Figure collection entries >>

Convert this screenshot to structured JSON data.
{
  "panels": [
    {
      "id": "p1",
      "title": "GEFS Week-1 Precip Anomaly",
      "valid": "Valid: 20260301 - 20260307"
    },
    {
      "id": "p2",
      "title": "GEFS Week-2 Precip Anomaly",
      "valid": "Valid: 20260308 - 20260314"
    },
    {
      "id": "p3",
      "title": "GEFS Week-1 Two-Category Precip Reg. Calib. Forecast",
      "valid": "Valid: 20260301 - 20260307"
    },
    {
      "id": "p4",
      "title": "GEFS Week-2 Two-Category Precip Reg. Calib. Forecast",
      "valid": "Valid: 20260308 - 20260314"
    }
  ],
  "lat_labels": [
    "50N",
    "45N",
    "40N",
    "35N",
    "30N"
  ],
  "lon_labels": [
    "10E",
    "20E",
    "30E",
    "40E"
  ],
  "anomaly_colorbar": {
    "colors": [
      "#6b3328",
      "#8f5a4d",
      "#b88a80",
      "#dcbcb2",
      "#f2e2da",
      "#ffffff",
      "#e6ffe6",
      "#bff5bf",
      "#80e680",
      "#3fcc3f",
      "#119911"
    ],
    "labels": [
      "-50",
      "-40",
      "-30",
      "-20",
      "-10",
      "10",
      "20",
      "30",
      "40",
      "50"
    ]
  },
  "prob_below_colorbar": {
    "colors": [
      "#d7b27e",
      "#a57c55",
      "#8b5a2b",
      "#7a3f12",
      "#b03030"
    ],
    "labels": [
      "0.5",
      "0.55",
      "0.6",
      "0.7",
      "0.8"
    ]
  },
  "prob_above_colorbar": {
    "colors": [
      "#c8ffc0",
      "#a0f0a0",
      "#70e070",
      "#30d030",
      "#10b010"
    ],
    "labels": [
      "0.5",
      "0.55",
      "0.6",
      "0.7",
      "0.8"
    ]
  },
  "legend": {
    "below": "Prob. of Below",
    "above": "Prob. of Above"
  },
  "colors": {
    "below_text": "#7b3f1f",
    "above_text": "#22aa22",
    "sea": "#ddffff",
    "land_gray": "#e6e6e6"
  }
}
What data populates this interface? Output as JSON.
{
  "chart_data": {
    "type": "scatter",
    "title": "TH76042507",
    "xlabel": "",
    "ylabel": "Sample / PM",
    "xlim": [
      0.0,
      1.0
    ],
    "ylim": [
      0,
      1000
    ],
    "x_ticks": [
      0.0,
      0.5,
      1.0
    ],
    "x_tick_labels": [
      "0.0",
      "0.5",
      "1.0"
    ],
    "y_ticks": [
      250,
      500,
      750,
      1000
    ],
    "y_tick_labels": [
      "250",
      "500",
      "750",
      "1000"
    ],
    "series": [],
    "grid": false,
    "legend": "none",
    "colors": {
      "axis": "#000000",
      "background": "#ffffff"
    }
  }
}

What you are asked to do >> Pull every line containing the word "GEFS" out of the material.

Result of the task >>
      "title": "GEFS Week-1 Precip Anomaly",
      "title": "GEFS Week-2 Precip Anomaly",
      "title": "GEFS Week-1 Two-Category Precip Reg. Calib. Forecast",
      "title": "GEFS Week-2 Two-Category Precip Reg. Calib. Forecast",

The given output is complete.